▼▼▼

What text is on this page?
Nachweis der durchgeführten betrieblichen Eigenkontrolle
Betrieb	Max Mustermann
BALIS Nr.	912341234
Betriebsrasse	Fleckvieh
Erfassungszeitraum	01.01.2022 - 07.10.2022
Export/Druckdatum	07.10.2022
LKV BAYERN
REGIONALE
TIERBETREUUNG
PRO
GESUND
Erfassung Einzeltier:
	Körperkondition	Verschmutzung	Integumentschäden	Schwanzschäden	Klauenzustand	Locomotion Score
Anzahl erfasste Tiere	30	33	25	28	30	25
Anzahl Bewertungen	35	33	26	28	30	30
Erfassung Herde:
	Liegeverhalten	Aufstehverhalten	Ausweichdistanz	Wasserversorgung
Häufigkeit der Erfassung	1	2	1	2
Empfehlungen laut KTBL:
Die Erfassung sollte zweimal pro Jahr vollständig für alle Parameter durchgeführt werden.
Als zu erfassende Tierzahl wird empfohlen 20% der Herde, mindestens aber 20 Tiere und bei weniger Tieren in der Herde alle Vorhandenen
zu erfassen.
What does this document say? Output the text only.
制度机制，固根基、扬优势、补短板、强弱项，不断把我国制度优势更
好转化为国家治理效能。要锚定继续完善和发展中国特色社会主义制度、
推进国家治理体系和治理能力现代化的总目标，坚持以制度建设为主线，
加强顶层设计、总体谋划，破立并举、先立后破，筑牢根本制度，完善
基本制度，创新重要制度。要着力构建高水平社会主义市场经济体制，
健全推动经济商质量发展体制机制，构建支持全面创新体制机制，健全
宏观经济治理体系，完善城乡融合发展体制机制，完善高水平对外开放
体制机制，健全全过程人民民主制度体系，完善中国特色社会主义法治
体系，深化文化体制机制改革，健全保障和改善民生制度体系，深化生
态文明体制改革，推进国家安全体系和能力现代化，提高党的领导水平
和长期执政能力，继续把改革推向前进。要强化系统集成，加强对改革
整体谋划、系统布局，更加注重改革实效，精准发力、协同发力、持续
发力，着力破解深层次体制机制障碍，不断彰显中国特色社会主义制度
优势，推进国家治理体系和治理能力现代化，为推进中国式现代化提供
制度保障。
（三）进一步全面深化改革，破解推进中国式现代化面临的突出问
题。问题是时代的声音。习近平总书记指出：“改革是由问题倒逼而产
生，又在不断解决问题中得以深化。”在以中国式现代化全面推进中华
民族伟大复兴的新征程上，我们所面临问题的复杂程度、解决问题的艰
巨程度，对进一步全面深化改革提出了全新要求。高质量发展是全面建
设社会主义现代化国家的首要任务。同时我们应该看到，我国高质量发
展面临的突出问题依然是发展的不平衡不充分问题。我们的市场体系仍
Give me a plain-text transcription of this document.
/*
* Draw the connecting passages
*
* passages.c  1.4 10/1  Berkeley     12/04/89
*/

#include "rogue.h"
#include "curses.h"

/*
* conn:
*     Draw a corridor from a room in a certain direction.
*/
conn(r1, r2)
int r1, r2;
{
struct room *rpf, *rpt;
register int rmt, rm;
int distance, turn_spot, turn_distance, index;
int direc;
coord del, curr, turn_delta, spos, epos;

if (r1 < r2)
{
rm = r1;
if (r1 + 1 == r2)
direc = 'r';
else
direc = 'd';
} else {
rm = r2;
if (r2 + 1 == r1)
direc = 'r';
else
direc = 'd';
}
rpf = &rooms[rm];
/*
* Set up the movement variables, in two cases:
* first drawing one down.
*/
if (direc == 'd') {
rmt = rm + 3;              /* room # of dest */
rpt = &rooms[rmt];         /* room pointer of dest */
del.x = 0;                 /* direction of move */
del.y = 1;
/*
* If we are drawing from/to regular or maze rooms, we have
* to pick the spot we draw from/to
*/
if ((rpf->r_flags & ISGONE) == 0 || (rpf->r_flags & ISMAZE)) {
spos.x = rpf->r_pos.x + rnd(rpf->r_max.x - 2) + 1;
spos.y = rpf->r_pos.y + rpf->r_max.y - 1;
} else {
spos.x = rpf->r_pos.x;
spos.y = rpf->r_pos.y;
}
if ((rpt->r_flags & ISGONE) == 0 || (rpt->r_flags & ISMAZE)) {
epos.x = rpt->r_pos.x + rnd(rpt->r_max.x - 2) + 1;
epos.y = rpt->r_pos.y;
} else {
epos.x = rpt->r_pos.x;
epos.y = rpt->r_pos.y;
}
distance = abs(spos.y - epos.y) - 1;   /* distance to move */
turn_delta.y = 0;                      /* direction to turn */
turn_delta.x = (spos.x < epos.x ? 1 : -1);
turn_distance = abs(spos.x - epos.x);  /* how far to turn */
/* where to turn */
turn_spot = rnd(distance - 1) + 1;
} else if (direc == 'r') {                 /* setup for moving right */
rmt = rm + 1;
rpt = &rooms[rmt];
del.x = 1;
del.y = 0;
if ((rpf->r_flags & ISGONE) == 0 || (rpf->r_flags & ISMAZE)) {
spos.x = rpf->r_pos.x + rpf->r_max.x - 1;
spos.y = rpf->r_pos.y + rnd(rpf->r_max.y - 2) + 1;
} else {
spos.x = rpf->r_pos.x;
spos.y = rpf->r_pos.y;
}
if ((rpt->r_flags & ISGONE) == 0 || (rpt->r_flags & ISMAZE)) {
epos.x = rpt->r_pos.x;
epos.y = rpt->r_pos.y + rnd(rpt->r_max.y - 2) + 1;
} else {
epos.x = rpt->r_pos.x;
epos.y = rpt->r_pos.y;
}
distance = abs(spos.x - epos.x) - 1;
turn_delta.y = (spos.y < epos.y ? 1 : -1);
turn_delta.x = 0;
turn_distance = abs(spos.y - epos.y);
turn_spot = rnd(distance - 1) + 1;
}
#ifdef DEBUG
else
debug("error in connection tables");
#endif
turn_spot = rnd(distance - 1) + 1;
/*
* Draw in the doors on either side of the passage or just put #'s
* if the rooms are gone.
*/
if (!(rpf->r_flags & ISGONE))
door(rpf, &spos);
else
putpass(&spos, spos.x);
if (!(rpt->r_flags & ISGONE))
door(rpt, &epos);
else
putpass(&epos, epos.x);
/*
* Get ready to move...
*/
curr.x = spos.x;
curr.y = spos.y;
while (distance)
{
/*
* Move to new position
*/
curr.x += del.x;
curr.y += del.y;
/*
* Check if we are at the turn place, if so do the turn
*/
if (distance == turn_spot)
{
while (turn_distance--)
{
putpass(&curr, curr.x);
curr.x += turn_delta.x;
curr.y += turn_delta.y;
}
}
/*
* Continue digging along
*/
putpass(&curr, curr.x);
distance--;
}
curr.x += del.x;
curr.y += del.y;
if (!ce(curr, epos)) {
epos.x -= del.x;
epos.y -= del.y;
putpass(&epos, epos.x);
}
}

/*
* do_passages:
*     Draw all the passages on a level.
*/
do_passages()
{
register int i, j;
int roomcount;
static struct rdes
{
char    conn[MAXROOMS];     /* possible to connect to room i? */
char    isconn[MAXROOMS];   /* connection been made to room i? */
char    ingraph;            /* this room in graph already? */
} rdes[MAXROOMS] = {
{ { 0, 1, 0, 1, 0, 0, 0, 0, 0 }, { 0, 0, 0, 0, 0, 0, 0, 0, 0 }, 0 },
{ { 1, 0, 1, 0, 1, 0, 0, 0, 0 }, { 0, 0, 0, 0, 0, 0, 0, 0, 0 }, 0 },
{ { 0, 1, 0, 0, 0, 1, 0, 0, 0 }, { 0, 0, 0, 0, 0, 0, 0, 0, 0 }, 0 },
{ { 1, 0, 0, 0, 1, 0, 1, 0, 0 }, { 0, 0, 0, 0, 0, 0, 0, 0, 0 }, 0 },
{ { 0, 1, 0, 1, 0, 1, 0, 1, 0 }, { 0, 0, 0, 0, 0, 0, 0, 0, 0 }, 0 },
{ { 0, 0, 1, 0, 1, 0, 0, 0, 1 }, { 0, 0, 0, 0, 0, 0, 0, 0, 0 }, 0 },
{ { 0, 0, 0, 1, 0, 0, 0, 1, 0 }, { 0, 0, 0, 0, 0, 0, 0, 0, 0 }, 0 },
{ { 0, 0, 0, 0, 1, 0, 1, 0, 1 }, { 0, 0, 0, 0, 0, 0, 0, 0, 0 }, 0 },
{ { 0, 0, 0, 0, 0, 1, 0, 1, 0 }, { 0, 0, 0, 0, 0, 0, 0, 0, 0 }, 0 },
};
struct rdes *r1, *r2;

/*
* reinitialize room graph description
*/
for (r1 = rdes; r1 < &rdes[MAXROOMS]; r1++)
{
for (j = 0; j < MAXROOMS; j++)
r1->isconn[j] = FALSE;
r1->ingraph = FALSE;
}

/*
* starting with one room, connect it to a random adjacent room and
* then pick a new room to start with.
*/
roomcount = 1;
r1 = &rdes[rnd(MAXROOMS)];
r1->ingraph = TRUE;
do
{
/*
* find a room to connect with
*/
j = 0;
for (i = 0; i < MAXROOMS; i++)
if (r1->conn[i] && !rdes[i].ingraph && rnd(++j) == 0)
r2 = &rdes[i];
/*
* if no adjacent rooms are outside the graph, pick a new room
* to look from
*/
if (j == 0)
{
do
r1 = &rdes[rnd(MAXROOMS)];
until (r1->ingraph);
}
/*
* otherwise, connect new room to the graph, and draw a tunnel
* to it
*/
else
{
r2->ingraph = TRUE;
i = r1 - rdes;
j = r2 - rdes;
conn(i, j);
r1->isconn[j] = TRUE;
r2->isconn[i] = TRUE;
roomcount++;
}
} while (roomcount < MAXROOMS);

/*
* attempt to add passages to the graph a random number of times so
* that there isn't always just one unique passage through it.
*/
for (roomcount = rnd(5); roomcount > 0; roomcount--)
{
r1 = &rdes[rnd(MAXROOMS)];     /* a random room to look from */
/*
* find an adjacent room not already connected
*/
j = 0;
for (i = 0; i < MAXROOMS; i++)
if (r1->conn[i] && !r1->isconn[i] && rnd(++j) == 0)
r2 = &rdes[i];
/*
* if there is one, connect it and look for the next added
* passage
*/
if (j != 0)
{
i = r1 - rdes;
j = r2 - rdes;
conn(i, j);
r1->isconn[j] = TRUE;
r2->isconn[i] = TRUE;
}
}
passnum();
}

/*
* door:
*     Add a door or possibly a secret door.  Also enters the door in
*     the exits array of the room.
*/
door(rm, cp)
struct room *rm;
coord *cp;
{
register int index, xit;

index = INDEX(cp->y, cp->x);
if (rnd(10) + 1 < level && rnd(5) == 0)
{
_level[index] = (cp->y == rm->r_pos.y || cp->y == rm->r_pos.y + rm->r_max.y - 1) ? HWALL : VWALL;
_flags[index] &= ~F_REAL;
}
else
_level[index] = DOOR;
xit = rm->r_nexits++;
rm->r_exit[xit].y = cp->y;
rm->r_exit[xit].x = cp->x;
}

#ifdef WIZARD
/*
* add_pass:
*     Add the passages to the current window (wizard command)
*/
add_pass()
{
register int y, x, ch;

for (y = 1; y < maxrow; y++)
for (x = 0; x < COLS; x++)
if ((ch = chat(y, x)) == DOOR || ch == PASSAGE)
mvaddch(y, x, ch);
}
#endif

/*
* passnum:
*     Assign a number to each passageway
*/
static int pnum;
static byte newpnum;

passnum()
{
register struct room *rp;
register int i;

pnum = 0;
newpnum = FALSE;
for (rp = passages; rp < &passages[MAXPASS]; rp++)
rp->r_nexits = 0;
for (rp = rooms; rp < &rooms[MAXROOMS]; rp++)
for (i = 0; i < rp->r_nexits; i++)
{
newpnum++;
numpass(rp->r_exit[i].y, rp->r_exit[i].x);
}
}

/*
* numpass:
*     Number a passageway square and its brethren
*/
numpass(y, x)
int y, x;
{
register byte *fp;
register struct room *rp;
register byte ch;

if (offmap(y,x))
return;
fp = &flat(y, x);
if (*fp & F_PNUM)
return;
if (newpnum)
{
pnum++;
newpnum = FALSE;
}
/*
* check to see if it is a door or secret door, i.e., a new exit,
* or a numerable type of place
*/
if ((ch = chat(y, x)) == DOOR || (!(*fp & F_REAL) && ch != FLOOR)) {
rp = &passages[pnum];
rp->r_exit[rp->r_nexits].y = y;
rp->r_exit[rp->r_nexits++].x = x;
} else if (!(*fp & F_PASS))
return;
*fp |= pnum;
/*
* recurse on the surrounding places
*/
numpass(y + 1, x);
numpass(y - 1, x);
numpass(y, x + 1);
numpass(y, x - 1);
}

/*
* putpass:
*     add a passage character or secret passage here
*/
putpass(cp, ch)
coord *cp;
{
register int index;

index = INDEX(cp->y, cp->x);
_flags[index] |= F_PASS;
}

▲▲▲

■ Goal of the exercise ■
For each line in the data above that contains the string "MAXROOMS", extract the line.

■ Solution for this task ■
char    conn[MAXROOMS];     /* possible to connect to room i? */
char    isconn[MAXROOMS];   /* connection been made to room i? */
} rdes[MAXROOMS] = {
for (r1 = rdes; r1 < &rdes[MAXROOMS]; r1++)
for (j = 0; j < MAXROOMS; j++)
r1 = &rdes[rnd(MAXROOMS)];
for (i = 0; i < MAXROOMS; i++)
r1 = &rdes[rnd(MAXROOMS)];
} while (roomcount < MAXROOMS);
r1 = &rdes[rnd(MAXROOMS)];     /* a random room to look from */
for (i = 0; i < MAXROOMS; i++)
for (rp = rooms; rp < &rooms[MAXROOMS]; rp++)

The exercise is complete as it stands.